• The exercise:
Filter the entries, keeping every line with the word "document".

• Records shown:
[BEGIN]

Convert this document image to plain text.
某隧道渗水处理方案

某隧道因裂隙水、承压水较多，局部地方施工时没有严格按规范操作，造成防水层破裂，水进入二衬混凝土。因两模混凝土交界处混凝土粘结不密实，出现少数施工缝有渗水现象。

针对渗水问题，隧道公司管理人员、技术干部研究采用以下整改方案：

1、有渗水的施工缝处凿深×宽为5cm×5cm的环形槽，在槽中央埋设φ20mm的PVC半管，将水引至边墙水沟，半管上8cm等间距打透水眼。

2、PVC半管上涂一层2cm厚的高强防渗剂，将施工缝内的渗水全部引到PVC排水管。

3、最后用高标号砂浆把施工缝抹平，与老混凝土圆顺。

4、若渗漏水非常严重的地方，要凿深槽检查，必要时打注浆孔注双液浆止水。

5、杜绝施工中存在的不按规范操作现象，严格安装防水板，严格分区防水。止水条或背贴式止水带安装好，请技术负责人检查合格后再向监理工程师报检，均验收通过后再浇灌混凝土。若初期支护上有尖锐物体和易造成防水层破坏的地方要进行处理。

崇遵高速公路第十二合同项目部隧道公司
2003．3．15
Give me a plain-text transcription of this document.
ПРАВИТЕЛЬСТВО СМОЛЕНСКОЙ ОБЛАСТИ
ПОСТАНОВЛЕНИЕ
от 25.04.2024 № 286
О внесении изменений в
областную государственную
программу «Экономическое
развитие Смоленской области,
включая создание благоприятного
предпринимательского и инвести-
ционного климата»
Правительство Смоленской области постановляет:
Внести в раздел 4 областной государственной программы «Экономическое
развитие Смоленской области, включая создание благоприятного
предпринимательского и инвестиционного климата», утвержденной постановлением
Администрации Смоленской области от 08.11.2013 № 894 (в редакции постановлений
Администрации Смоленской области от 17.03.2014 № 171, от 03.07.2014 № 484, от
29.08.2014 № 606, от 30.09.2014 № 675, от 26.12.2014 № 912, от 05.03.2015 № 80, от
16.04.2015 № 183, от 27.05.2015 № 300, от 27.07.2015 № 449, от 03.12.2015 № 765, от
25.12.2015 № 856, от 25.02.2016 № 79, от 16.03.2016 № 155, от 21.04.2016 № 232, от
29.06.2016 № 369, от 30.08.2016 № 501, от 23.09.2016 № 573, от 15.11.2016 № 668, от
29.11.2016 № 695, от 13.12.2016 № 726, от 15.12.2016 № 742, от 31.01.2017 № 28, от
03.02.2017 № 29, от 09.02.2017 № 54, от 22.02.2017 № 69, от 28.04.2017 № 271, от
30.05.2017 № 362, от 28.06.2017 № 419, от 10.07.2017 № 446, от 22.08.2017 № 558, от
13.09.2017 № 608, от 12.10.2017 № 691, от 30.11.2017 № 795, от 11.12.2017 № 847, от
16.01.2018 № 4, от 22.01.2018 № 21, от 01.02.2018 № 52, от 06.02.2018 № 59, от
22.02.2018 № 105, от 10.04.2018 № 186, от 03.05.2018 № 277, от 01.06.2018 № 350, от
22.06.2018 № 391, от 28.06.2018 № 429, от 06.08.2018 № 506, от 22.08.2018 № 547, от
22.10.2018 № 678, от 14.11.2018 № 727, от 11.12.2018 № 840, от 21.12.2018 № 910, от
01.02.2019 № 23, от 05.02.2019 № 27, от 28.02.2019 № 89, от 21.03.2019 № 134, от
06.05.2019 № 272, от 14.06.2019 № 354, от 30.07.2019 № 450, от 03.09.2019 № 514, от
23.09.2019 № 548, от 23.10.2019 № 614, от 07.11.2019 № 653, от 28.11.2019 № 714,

[END]

• Result:
Convert this document image to plain text.
Give me a plain-text transcription of this document.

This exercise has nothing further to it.